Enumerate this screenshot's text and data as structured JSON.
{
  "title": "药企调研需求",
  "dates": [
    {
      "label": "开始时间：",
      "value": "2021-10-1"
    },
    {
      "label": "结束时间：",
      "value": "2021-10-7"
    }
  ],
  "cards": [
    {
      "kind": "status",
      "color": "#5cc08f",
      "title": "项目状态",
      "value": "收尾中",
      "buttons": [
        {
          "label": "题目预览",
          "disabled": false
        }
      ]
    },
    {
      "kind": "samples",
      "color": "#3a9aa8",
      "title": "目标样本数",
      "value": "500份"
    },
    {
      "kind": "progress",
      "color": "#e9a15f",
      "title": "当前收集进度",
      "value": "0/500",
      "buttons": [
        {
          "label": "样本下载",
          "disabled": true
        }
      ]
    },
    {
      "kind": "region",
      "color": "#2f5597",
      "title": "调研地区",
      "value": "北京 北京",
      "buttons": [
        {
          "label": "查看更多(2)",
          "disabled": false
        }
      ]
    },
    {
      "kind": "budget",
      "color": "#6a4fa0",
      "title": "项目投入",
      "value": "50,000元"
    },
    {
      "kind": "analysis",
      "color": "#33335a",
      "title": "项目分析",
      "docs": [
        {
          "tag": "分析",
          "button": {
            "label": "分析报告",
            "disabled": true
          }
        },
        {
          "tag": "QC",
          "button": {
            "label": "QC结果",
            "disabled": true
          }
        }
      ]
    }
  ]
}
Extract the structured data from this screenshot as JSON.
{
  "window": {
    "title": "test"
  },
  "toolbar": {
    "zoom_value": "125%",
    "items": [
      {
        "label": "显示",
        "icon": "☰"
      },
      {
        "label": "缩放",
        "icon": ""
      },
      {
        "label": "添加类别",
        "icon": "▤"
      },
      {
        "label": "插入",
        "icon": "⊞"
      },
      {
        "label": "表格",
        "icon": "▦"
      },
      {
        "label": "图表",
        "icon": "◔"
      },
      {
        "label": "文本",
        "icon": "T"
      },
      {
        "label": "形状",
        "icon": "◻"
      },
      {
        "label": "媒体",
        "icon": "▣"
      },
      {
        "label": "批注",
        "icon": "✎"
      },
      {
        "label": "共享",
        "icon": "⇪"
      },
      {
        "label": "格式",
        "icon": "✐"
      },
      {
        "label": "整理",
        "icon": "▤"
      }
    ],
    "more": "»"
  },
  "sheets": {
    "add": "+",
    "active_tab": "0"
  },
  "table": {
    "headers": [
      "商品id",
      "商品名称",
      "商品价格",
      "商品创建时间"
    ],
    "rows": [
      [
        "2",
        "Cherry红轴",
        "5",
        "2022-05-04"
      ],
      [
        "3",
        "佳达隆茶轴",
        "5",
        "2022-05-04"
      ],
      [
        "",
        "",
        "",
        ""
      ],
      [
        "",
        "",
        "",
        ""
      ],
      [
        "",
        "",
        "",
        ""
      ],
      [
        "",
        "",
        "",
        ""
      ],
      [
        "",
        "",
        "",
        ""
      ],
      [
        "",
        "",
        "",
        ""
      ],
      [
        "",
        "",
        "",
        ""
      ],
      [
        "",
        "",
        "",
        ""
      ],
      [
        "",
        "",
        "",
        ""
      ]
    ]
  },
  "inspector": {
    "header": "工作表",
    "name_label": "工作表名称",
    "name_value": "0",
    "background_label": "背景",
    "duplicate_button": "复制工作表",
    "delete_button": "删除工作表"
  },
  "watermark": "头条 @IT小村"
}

■ WHAT IS ASKED
Using the material above, report each line where "kind" occurs.

■ RESPONSE TO THIS TASK
      "kind": "status",
      "kind": "samples",
      "kind": "progress",
      "kind": "region",
      "kind": "budget",
      "kind": "analysis",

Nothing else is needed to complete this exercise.